DATA PROVIDED:
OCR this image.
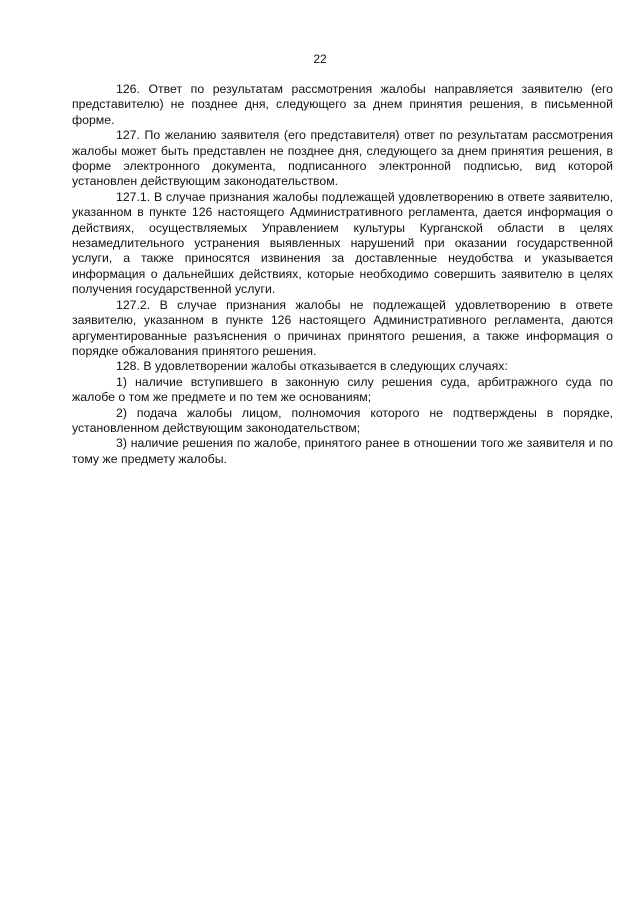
22

126. Ответ по результатам рассмотрения жалобы направляется заявителю (его представителю) не позднее дня, следующего за днем принятия решения, в письменной форме.

127. По желанию заявителя (его представителя) ответ по результатам рассмотрения жалобы может быть представлен не позднее дня, следующего за днем принятия решения, в форме электронного документа, подписанного электронной подписью, вид которой установлен действующим законодательством.

127.1. В случае признания жалобы подлежащей удовлетворению в ответе заявителю, указанном в пункте 126 настоящего Административного регламента, дается информация о действиях, осуществляемых Управлением культуры Курганской области в целях незамедлительного устранения выявленных нарушений при оказании государственной услуги, а также приносятся извинения за доставленные неудобства и указывается информация о дальнейших действиях, которые необходимо совершить заявителю в целях получения государственной услуги.

127.2. В случае признания жалобы не подлежащей удовлетворению в ответе заявителю, указанном в пункте 126 настоящего Административного регламента, даются аргументированные разъяснения о причинах принятого решения, а также информация о порядке обжалования принятого решения.

128. В удовлетворении жалобы отказывается в следующих случаях:

1) наличие вступившего в законную силу решения суда, арбитражного суда по жалобе о том же предмете и по тем же основаниям;

2) подача жалобы лицом, полномочия которого не подтверждены в порядке, установленном действующим законодательством;

3) наличие решения по жалобе, принятого ранее в отношении того же заявителя и по тому же предмету жалобы.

EXERCISE DIRECTIONS:
Which lines contain the word "наличие"? Copy each of them.

EXERCISE RESULT:
1) наличие вступившего в законную силу решения суда, арбитражного суда по жалобе о том же предмете и по тем же основаниям;
3) наличие решения по жалобе, принятого ранее в отношении того же заявителя и по тому же предмету жалобы.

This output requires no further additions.